Stored data entries:
□ □ □ □ □ □ □

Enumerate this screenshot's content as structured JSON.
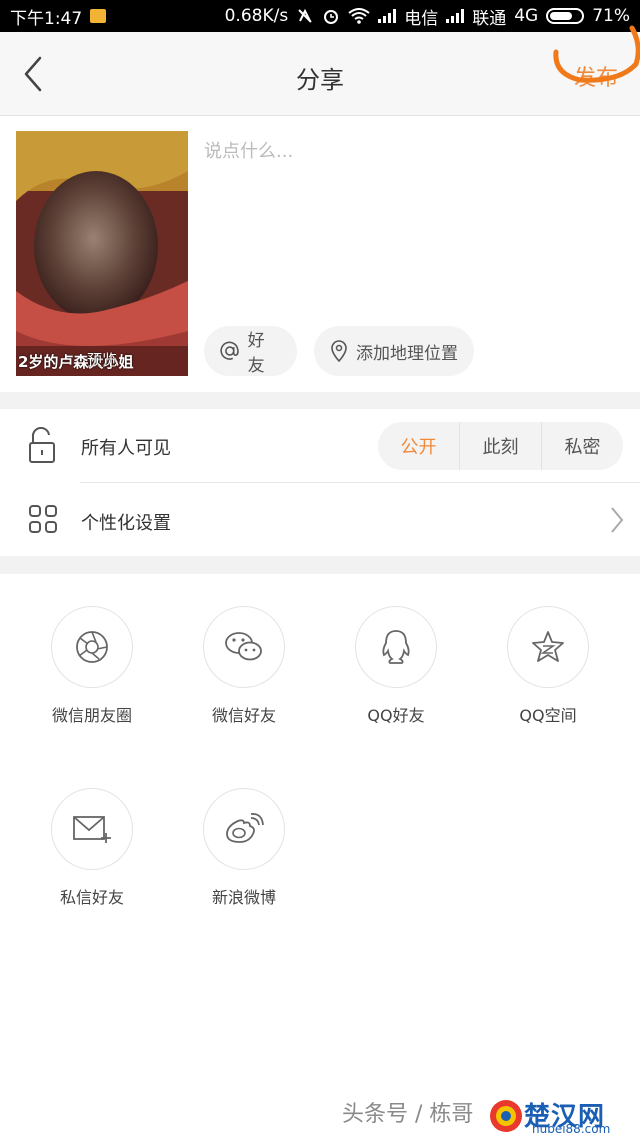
{
  "status_bar": {
    "time": "下午1:47",
    "speed": "0.68K/s",
    "carrier1": "电信",
    "carrier2": "联通",
    "network": "4G",
    "battery": "71%",
    "battery_level": 0.71
  },
  "header": {
    "title": "分享",
    "publish_label": "发布"
  },
  "compose": {
    "placeholder": "说点什么...",
    "thumbnail_caption": "2岁的卢森大小姐",
    "preview_label": "预览",
    "friends_chip": "好友",
    "location_chip": "添加地理位置"
  },
  "visibility": {
    "label": "所有人可见",
    "options": [
      "公开",
      "此刻",
      "私密"
    ],
    "selected": "公开"
  },
  "custom_settings": {
    "label": "个性化设置"
  },
  "share_targets": [
    {
      "label": "微信朋友圈",
      "icon": "wechat-moments-icon"
    },
    {
      "label": "微信好友",
      "icon": "wechat-icon"
    },
    {
      "label": "QQ好友",
      "icon": "qq-icon"
    },
    {
      "label": "QQ空间",
      "icon": "qzone-icon"
    },
    {
      "label": "私信好友",
      "icon": "private-message-icon"
    },
    {
      "label": "新浪微博",
      "icon": "weibo-icon"
    }
  ],
  "watermark": {
    "text": "头条号 / 栋哥",
    "site_name": "楚汉网",
    "site_domain": "hubei88.com"
  },
  "colors": {
    "accent": "#f08a3a",
    "band": "#f2f2f2",
    "header_bg": "#f7f7f7"
  }
}
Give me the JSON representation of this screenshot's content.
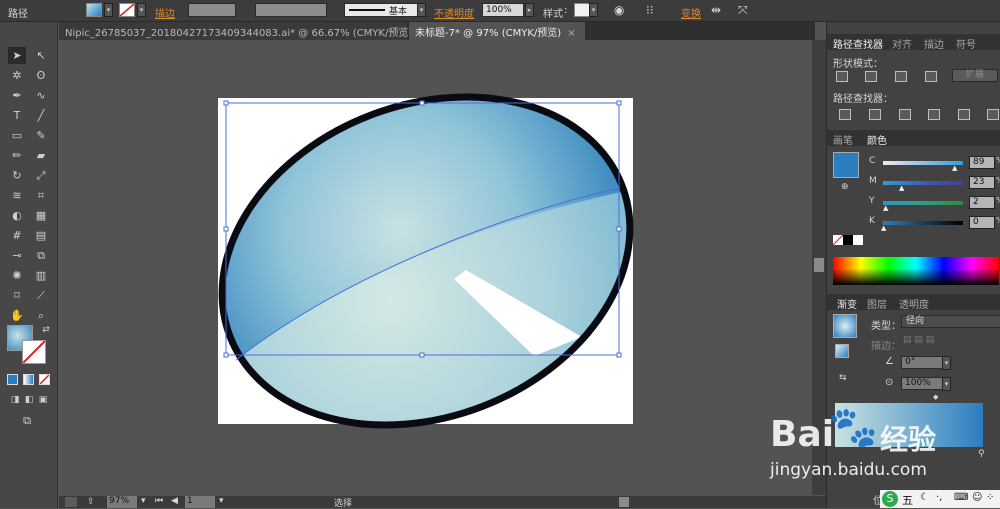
{
  "control_bar": {
    "object_type": "路径",
    "stroke_label": "描边",
    "stroke_style": "基本",
    "opacity_label": "不透明度",
    "opacity_value": "100%",
    "style_label": "样式",
    "transform_label": "变换"
  },
  "doc_tabs": [
    {
      "label": "Nipic_26785037_20180427173409344083.ai* @ 66.67% (CMYK/预览)",
      "close": "×"
    },
    {
      "label": "未标题-7* @ 97% (CMYK/预览)",
      "close": "×"
    }
  ],
  "status_bar": {
    "zoom": "97%",
    "page": "1",
    "tool": "选择"
  },
  "pathfinder_panel": {
    "tabs": [
      "路径查找器",
      "对齐",
      "描边",
      "符号"
    ],
    "shape_modes_label": "形状模式：",
    "expand_label": "扩展",
    "pathfinders_label": "路径查找器："
  },
  "color_panel": {
    "tabs": [
      "画笔",
      "颜色"
    ],
    "channels": [
      {
        "name": "C",
        "value": "89",
        "unit": "%",
        "fraction": 0.89
      },
      {
        "name": "M",
        "value": "23",
        "unit": "%",
        "fraction": 0.23
      },
      {
        "name": "Y",
        "value": "2",
        "unit": "%",
        "fraction": 0.02
      },
      {
        "name": "K",
        "value": "0",
        "unit": "%",
        "fraction": 0.0
      }
    ],
    "swatch_color": "#2b7ec0"
  },
  "gradient_panel": {
    "tabs": [
      "渐变",
      "图层",
      "透明度"
    ],
    "type_label": "类型：",
    "type_value": "径向",
    "stroke_label": "描边：",
    "angle_value": "0°",
    "aspect_value": "100%",
    "location_label": "位"
  },
  "colors": {
    "ellipse_stroke": "#0a0a12",
    "gradient_inner": "#c8e2e2",
    "gradient_outer": "#1f77b8",
    "selection": "#4a6fd8"
  },
  "watermark": {
    "brand": "Bai",
    "brand_end": "经验",
    "url": "jingyan.baidu.com"
  },
  "taskbar": {
    "ime": "五"
  }
}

□ □ □ □ □ □ □

*EXERCISE OBJECTIVE:* Search the listing for the word "this". Copy every line in which it occurs.

*RESPONSE TO THE EXERCISE:*
Enumerate this screenshot's content as structured JSON.
Give me the JSON representation of this screenshot's content.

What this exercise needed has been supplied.